> The problem
Scan the data below. Pull out each line where "αριθ" occurs.

> Source material
---------------
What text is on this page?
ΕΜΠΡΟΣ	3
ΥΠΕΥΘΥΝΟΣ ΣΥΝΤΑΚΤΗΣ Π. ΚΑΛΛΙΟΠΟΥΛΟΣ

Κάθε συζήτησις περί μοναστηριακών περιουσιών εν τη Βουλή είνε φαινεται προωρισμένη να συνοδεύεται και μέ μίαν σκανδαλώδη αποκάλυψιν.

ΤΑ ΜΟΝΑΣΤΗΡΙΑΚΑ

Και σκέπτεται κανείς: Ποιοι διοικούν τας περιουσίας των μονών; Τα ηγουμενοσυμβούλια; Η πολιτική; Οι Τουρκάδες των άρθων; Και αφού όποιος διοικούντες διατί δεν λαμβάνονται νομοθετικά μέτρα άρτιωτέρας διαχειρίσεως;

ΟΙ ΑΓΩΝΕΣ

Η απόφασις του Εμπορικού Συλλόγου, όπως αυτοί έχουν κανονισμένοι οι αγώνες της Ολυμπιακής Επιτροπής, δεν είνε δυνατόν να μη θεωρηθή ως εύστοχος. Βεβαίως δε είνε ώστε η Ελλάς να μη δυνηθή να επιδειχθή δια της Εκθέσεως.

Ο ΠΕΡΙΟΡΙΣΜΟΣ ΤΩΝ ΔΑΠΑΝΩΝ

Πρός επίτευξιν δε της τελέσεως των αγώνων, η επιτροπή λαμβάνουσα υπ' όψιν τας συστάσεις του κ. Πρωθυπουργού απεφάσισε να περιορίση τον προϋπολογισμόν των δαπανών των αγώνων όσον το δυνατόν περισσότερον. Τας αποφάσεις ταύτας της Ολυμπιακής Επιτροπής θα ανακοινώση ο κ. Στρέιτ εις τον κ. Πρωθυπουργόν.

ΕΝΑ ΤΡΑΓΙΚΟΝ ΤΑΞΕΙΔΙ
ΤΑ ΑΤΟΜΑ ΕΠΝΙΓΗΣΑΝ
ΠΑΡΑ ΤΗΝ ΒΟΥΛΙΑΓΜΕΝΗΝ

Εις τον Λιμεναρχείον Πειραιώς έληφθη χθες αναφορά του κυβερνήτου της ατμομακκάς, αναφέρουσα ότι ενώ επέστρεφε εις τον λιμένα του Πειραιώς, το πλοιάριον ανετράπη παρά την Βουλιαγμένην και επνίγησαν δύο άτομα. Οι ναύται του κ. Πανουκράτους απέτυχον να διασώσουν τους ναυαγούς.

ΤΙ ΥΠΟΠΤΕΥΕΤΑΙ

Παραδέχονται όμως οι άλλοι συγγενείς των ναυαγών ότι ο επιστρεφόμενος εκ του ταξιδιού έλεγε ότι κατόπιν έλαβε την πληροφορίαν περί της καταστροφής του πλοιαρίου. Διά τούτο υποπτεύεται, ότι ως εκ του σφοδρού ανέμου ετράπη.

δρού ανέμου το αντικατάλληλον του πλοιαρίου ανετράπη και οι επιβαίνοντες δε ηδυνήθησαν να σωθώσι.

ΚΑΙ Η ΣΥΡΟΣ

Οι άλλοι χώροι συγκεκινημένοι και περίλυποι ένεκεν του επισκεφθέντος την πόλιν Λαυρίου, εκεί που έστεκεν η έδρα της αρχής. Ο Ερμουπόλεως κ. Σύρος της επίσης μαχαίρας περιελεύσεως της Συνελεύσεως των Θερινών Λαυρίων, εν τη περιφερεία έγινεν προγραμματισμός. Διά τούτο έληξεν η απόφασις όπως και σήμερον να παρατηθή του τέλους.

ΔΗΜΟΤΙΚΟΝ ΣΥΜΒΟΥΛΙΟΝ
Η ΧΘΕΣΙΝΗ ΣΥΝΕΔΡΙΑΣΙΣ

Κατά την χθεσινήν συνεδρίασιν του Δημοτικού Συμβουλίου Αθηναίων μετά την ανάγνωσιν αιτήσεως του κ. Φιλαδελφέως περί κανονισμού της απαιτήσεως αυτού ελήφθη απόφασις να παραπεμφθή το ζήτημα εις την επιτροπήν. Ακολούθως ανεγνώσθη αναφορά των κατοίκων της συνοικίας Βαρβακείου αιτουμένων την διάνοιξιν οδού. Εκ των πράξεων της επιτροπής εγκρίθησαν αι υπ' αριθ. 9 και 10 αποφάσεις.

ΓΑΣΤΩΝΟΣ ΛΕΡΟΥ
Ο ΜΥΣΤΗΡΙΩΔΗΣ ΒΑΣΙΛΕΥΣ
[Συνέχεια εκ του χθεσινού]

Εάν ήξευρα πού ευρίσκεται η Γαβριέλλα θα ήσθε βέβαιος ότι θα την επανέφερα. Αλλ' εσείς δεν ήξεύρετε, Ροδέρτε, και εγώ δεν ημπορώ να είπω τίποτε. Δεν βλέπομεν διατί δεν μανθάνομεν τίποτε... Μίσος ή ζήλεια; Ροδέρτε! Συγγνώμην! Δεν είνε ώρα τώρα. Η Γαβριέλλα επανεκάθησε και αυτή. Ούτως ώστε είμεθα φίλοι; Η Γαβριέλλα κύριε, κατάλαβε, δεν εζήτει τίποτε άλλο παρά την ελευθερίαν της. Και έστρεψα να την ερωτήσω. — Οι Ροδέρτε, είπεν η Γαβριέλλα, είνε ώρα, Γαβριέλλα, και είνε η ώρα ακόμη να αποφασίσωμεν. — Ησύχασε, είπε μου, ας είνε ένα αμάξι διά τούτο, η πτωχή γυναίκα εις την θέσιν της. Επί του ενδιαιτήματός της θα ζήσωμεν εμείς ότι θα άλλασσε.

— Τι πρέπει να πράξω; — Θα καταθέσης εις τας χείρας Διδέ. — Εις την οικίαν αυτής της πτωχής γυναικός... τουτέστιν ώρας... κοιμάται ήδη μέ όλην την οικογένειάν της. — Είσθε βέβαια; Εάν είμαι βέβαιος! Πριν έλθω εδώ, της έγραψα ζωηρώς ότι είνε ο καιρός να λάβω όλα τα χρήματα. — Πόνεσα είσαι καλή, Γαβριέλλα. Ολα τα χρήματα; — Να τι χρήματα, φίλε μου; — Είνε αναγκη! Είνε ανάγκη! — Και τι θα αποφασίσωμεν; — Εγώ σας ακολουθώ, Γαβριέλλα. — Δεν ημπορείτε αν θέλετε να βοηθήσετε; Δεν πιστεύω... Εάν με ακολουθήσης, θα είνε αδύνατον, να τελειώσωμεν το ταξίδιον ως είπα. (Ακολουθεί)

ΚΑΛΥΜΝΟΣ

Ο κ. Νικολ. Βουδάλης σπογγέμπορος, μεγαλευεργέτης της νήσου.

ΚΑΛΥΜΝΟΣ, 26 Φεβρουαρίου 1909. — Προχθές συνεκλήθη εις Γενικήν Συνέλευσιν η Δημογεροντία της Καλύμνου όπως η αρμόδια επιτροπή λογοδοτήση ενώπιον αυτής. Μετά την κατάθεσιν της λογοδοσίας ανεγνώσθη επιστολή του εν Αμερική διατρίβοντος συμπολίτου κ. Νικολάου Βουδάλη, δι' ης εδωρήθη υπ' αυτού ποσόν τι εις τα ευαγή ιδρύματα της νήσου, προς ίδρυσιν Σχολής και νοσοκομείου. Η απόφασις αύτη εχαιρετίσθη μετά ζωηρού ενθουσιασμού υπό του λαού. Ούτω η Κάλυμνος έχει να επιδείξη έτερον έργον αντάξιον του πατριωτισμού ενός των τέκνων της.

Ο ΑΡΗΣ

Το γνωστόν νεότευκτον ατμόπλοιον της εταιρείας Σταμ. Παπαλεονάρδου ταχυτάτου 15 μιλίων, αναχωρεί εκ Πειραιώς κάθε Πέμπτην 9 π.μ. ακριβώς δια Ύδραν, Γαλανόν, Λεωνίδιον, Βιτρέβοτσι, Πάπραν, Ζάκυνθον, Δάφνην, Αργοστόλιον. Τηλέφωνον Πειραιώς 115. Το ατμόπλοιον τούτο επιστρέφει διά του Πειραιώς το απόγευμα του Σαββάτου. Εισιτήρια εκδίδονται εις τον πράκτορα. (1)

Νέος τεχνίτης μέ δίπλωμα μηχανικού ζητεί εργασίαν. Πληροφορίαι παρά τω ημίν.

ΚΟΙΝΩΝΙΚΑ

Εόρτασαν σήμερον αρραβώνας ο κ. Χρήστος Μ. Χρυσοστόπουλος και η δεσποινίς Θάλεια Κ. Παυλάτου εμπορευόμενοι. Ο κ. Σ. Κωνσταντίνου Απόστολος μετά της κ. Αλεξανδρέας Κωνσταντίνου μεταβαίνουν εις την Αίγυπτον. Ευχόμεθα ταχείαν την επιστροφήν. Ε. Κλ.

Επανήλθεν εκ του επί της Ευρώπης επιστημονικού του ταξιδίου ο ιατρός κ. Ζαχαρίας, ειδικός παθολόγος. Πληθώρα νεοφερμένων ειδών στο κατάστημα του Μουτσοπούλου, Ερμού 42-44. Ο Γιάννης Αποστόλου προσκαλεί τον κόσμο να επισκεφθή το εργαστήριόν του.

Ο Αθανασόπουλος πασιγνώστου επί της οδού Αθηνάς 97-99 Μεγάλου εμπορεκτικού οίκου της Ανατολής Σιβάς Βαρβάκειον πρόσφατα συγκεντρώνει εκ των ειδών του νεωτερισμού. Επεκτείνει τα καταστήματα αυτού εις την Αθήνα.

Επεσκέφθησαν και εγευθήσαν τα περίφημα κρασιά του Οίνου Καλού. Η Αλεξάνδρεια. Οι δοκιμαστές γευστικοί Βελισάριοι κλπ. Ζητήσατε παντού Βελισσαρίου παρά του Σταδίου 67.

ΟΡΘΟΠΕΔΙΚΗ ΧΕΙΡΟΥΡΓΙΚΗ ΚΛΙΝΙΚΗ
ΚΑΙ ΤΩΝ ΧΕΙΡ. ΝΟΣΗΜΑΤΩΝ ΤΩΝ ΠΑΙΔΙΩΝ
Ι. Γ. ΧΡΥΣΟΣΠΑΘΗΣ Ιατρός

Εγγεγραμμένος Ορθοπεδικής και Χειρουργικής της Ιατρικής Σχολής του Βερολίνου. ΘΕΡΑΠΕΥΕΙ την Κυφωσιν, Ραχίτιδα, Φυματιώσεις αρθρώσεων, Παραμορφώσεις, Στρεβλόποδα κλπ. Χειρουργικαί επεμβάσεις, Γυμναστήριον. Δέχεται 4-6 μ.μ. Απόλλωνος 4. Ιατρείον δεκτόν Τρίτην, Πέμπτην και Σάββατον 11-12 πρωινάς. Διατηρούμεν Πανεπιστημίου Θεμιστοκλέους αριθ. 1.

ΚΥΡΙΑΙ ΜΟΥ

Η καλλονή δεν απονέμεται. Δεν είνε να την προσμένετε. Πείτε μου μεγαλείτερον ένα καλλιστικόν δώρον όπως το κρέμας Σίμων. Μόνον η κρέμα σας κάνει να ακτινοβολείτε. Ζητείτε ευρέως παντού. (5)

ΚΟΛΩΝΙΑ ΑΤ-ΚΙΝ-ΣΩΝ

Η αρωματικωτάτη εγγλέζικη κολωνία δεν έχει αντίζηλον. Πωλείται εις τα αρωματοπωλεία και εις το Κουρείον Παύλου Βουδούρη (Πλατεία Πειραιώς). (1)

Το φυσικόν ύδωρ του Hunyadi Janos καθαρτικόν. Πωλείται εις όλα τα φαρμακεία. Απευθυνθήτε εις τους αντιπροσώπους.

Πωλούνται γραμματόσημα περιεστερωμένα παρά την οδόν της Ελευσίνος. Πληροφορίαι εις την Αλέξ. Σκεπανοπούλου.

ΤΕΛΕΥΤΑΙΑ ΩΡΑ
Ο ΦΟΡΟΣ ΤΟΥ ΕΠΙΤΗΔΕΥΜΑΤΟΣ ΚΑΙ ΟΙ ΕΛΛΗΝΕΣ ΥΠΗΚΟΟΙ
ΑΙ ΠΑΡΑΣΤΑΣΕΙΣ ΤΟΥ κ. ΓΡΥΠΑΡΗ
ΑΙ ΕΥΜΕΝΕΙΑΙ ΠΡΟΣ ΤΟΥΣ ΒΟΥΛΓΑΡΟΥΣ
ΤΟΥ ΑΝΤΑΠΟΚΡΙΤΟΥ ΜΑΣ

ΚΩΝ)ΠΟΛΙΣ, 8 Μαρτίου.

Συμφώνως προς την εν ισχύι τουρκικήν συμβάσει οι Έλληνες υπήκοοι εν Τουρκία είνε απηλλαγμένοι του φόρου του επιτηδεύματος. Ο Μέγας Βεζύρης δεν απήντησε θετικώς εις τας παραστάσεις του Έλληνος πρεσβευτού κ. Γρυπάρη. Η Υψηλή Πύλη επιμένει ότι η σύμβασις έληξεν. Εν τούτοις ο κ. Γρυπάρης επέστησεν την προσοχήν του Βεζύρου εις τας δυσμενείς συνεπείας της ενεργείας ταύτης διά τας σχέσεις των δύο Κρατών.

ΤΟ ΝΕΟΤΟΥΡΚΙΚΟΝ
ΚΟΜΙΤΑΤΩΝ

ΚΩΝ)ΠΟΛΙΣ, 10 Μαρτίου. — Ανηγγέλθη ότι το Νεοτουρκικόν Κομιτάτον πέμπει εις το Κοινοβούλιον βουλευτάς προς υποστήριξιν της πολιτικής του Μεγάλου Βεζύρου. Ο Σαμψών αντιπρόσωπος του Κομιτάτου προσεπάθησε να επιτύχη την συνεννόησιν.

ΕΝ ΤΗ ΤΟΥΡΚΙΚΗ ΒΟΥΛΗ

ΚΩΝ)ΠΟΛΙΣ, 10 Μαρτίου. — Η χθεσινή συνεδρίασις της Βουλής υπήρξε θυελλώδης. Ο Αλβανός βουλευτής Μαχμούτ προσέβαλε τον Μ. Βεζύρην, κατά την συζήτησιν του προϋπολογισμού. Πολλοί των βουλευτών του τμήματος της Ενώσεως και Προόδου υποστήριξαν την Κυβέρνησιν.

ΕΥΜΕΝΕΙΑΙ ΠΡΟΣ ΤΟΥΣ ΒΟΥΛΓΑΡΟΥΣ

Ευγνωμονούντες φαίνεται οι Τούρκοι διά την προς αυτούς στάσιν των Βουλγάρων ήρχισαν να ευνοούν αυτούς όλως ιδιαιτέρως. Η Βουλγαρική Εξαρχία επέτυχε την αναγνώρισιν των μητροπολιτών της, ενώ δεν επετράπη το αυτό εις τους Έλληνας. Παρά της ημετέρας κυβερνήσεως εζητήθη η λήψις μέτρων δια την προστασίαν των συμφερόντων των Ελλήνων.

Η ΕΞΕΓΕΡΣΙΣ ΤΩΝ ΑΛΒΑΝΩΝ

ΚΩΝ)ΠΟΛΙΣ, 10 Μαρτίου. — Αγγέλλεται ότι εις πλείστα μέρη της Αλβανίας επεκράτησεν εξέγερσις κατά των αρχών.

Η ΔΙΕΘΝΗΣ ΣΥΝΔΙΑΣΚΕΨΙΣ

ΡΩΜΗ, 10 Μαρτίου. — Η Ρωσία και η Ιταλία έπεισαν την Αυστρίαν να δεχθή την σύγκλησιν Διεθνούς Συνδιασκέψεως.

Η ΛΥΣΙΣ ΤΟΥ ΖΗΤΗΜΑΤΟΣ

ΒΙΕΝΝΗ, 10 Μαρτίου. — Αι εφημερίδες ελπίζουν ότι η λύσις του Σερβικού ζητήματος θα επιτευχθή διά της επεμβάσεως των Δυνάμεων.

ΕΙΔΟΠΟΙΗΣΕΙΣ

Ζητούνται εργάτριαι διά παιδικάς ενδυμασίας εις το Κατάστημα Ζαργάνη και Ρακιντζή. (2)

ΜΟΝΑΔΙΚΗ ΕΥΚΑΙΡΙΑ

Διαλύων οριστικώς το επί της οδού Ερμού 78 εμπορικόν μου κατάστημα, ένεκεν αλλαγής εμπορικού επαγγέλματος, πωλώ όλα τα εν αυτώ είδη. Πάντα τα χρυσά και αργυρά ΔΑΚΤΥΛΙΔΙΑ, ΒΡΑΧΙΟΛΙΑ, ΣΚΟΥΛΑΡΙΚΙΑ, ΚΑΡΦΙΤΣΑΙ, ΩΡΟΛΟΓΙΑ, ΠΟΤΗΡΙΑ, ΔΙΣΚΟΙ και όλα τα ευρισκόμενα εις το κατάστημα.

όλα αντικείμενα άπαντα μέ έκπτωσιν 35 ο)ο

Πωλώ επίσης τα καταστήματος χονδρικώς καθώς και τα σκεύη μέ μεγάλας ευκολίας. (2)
---------------
> The completed task
Κατά την χθεσινήν συνεδρίασιν του Δημοτικού Συμβουλίου Αθηναίων μετά την ανάγνωσιν αιτήσεως του κ. Φιλαδελφέως περί κανονισμού της απαιτήσεως αυτού ελήφθη απόφασις να παραπεμφθή το ζήτημα εις την επιτροπήν. Ακολούθως ανεγνώσθη αναφορά των κατοίκων της συνοικίας Βαρβακείου αιτουμένων την διάνοιξιν οδού. Εκ των πράξεων της επιτροπής εγκρίθησαν αι υπ' αριθ. 9 και 10 αποφάσεις.
Εγγεγραμμένος Ορθοπεδικής και Χειρουργικής της Ιατρικής Σχολής του Βερολίνου. ΘΕΡΑΠΕΥΕΙ την Κυφωσιν, Ραχίτιδα, Φυματιώσεις αρθρώσεων, Παραμορφώσεις, Στρεβλόποδα κλπ. Χειρουργικαί επεμβάσεις, Γυμναστήριον. Δέχεται 4-6 μ.μ. Απόλλωνος 4. Ιατρείον δεκτόν Τρίτην, Πέμπτην και Σάββατον 11-12 πρωινάς. Διατηρούμεν Πανεπιστημίου Θεμιστοκλέους αριθ. 1.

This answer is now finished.